Work required.
Quote the data below in full, please, without altering anything.

Extracted material.
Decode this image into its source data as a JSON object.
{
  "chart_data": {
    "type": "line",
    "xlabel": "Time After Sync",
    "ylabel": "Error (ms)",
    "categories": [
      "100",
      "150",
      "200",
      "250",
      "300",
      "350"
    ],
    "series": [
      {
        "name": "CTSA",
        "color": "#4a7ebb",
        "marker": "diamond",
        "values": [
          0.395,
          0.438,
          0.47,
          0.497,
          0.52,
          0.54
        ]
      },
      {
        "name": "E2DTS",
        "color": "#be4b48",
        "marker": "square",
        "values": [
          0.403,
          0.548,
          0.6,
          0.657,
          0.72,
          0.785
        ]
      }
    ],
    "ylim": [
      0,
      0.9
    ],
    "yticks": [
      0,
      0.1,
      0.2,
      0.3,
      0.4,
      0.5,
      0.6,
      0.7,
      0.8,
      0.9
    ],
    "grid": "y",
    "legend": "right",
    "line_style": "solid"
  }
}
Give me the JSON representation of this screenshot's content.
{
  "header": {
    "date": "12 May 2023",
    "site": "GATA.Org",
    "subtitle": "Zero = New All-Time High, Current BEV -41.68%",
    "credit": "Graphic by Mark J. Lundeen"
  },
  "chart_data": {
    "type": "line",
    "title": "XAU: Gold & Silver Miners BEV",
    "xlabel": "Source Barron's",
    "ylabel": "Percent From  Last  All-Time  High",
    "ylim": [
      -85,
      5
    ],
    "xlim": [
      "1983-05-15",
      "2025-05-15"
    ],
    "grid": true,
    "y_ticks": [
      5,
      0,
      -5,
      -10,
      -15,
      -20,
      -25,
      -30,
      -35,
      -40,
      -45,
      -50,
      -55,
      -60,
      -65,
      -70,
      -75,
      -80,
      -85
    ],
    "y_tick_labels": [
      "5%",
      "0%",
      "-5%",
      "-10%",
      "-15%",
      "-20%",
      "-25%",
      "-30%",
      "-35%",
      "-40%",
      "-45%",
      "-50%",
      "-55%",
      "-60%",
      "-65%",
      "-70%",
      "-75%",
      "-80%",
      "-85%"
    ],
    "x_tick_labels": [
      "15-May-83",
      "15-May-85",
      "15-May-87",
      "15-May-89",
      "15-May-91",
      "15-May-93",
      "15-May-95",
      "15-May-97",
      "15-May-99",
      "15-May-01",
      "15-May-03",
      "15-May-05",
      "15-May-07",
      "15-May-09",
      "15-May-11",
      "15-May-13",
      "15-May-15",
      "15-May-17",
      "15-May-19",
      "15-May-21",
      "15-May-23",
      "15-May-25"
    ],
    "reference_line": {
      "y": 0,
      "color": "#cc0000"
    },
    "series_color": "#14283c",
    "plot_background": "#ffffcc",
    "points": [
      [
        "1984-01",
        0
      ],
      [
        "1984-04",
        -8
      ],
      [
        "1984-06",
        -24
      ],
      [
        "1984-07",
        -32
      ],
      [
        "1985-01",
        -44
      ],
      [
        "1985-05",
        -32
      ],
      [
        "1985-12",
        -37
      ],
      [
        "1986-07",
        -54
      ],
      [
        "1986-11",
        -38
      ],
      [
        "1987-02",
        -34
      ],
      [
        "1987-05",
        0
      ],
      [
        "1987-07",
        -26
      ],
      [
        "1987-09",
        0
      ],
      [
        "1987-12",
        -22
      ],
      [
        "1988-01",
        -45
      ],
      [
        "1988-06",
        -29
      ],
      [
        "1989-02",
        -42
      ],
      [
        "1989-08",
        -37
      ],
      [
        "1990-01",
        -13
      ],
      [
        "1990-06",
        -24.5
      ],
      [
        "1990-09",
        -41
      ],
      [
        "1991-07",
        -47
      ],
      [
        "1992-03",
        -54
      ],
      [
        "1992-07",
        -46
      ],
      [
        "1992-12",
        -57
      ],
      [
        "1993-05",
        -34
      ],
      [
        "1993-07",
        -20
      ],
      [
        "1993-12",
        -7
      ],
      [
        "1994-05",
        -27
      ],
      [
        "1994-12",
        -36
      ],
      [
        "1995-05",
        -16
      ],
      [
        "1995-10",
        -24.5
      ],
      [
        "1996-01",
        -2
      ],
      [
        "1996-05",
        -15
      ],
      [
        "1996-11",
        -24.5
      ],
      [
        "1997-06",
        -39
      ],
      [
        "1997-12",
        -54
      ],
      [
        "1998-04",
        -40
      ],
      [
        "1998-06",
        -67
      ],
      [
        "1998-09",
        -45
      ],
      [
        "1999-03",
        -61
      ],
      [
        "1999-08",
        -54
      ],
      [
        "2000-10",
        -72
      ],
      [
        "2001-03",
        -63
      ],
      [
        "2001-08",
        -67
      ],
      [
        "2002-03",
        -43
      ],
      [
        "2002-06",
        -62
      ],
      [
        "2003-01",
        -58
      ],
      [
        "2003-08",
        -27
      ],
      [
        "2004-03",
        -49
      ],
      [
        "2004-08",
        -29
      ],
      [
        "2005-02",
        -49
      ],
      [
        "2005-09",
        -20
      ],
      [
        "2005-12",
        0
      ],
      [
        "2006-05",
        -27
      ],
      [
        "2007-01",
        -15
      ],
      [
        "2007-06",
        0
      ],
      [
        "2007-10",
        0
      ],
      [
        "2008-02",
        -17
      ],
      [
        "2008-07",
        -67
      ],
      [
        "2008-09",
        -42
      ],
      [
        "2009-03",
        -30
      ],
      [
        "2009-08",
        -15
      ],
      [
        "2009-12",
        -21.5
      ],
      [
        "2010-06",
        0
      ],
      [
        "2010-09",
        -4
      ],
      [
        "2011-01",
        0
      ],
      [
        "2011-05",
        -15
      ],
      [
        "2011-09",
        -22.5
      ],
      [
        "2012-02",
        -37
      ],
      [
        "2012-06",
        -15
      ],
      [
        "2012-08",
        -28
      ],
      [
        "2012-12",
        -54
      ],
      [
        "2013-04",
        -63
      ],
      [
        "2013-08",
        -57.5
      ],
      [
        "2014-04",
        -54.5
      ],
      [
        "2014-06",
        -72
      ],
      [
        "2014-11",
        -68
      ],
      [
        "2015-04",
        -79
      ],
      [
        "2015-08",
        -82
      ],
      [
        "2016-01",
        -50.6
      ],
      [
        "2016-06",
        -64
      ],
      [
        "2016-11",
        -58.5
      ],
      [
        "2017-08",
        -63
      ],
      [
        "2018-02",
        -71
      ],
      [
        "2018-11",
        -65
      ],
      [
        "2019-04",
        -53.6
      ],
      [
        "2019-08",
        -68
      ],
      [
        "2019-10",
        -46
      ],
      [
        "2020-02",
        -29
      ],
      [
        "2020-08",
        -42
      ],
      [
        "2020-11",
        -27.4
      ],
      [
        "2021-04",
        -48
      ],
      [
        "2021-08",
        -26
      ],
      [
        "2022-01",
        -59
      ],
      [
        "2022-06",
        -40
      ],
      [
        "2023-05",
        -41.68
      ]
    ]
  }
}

Solution.
Decode this image into its source data as a JSON object.
{
  "chart_data": {
    "type": "line",
    "xlabel": "Time After Sync",
    "ylabel": "Error (ms)",
    "categories": [
      "100",
      "150",
      "200",
      "250",
      "300",
      "350"
    ],
    "series": [
      {
        "name": "CTSA",
        "color": "#4a7ebb",
        "marker": "diamond",
        "values": [
          0.395,
          0.438,
          0.47,
          0.497,
          0.52,
          0.54
        ]
      },
      {
        "name": "E2DTS",
        "color": "#be4b48",
        "marker": "square",
        "values": [
          0.403,
          0.548,
          0.6,
          0.657,
          0.72,
          0.785
        ]
      }
    ],
    "ylim": [
      0,
      0.9
    ],
    "yticks": [
      0,
      0.1,
      0.2,
      0.3,
      0.4,
      0.5,
      0.6,
      0.7,
      0.8,
      0.9
    ],
    "grid": "y",
    "legend": "right",
    "line_style": "solid"
  }
}
Give me the JSON representation of this screenshot's content.
{
  "header": {
    "date": "12 May 2023",
    "site": "GATA.Org",
    "subtitle": "Zero = New All-Time High, Current BEV -41.68%",
    "credit": "Graphic by Mark J. Lundeen"
  },
  "chart_data": {
    "type": "line",
    "title": "XAU: Gold & Silver Miners BEV",
    "xlabel": "Source Barron's",
    "ylabel": "Percent From  Last  All-Time  High",
    "ylim": [
      -85,
      5
    ],
    "xlim": [
      "1983-05-15",
      "2025-05-15"
    ],
    "grid": true,
    "y_ticks": [
      5,
      0,
      -5,
      -10,
      -15,
      -20,
      -25,
      -30,
      -35,
      -40,
      -45,
      -50,
      -55,
      -60,
      -65,
      -70,
      -75,
      -80,
      -85
    ],
    "y_tick_labels": [
      "5%",
      "0%",
      "-5%",
      "-10%",
      "-15%",
      "-20%",
      "-25%",
      "-30%",
      "-35%",
      "-40%",
      "-45%",
      "-50%",
      "-55%",
      "-60%",
      "-65%",
      "-70%",
      "-75%",
      "-80%",
      "-85%"
    ],
    "x_tick_labels": [
      "15-May-83",
      "15-May-85",
      "15-May-87",
      "15-May-89",
      "15-May-91",
      "15-May-93",
      "15-May-95",
      "15-May-97",
      "15-May-99",
      "15-May-01",
      "15-May-03",
      "15-May-05",
      "15-May-07",
      "15-May-09",
      "15-May-11",
      "15-May-13",
      "15-May-15",
      "15-May-17",
      "15-May-19",
      "15-May-21",
      "15-May-23",
      "15-May-25"
    ],
    "reference_line": {
      "y": 0,
      "color": "#cc0000"
    },
    "series_color": "#14283c",
    "plot_background": "#ffffcc",
    "points": [
      [
        "1984-01",
        0
      ],
      [
        "1984-04",
        -8
      ],
      [
        "1984-06",
        -24
      ],
      [
        "1984-07",
        -32
      ],
      [
        "1985-01",
        -44
      ],
      [
        "1985-05",
        -32
      ],
      [
        "1985-12",
        -37
      ],
      [
        "1986-07",
        -54
      ],
      [
        "1986-11",
        -38
      ],
      [
        "1987-02",
        -34
      ],
      [
        "1987-05",
        0
      ],
      [
        "1987-07",
        -26
      ],
      [
        "1987-09",
        0
      ],
      [
        "1987-12",
        -22
      ],
      [
        "1988-01",
        -45
      ],
      [
        "1988-06",
        -29
      ],
      [
        "1989-02",
        -42
      ],
      [
        "1989-08",
        -37
      ],
      [
        "1990-01",
        -13
      ],
      [
        "1990-06",
        -24.5
      ],
      [
        "1990-09",
        -41
      ],
      [
        "1991-07",
        -47
      ],
      [
        "1992-03",
        -54
      ],
      [
        "1992-07",
        -46
      ],
      [
        "1992-12",
        -57
      ],
      [
        "1993-05",
        -34
      ],
      [
        "1993-07",
        -20
      ],
      [
        "1993-12",
        -7
      ],
      [
        "1994-05",
        -27
      ],
      [
        "1994-12",
        -36
      ],
      [
        "1995-05",
        -16
      ],
      [
        "1995-10",
        -24.5
      ],
      [
        "1996-01",
        -2
      ],
      [
        "1996-05",
        -15
      ],
      [
        "1996-11",
        -24.5
      ],
      [
        "1997-06",
        -39
      ],
      [
        "1997-12",
        -54
      ],
      [
        "1998-04",
        -40
      ],
      [
        "1998-06",
        -67
      ],
      [
        "1998-09",
        -45
      ],
      [
        "1999-03",
        -61
      ],
      [
        "1999-08",
        -54
      ],
      [
        "2000-10",
        -72
      ],
      [
        "2001-03",
        -63
      ],
      [
        "2001-08",
        -67
      ],
      [
        "2002-03",
        -43
      ],
      [
        "2002-06",
        -62
      ],
      [
        "2003-01",
        -58
      ],
      [
        "2003-08",
        -27
      ],
      [
        "2004-03",
        -49
      ],
      [
        "2004-08",
        -29
      ],
      [
        "2005-02",
        -49
      ],
      [
        "2005-09",
        -20
      ],
      [
        "2005-12",
        0
      ],
      [
        "2006-05",
        -27
      ],
      [
        "2007-01",
        -15
      ],
      [
        "2007-06",
        0
      ],
      [
        "2007-10",
        0
      ],
      [
        "2008-02",
        -17
      ],
      [
        "2008-07",
        -67
      ],
      [
        "2008-09",
        -42
      ],
      [
        "2009-03",
        -30
      ],
      [
        "2009-08",
        -15
      ],
      [
        "2009-12",
        -21.5
      ],
      [
        "2010-06",
        0
      ],
      [
        "2010-09",
        -4
      ],
      [
        "2011-01",
        0
      ],
      [
        "2011-05",
        -15
      ],
      [
        "2011-09",
        -22.5
      ],
      [
        "2012-02",
        -37
      ],
      [
        "2012-06",
        -15
      ],
      [
        "2012-08",
        -28
      ],
      [
        "2012-12",
        -54
      ],
      [
        "2013-04",
        -63
      ],
      [
        "2013-08",
        -57.5
      ],
      [
        "2014-04",
        -54.5
      ],
      [
        "2014-06",
        -72
      ],
      [
        "2014-11",
        -68
      ],
      [
        "2015-04",
        -79
      ],
      [
        "2015-08",
        -82
      ],
      [
        "2016-01",
        -50.6
      ],
      [
        "2016-06",
        -64
      ],
      [
        "2016-11",
        -58.5
      ],
      [
        "2017-08",
        -63
      ],
      [
        "2018-02",
        -71
      ],
      [
        "2018-11",
        -65
      ],
      [
        "2019-04",
        -53.6
      ],
      [
        "2019-08",
        -68
      ],
      [
        "2019-10",
        -46
      ],
      [
        "2020-02",
        -29
      ],
      [
        "2020-08",
        -42
      ],
      [
        "2020-11",
        -27.4
      ],
      [
        "2021-04",
        -48
      ],
      [
        "2021-08",
        -26
      ],
      [
        "2022-01",
        -59
      ],
      [
        "2022-06",
        -40
      ],
      [
        "2023-05",
        -41.68
      ]
    ]
  }
}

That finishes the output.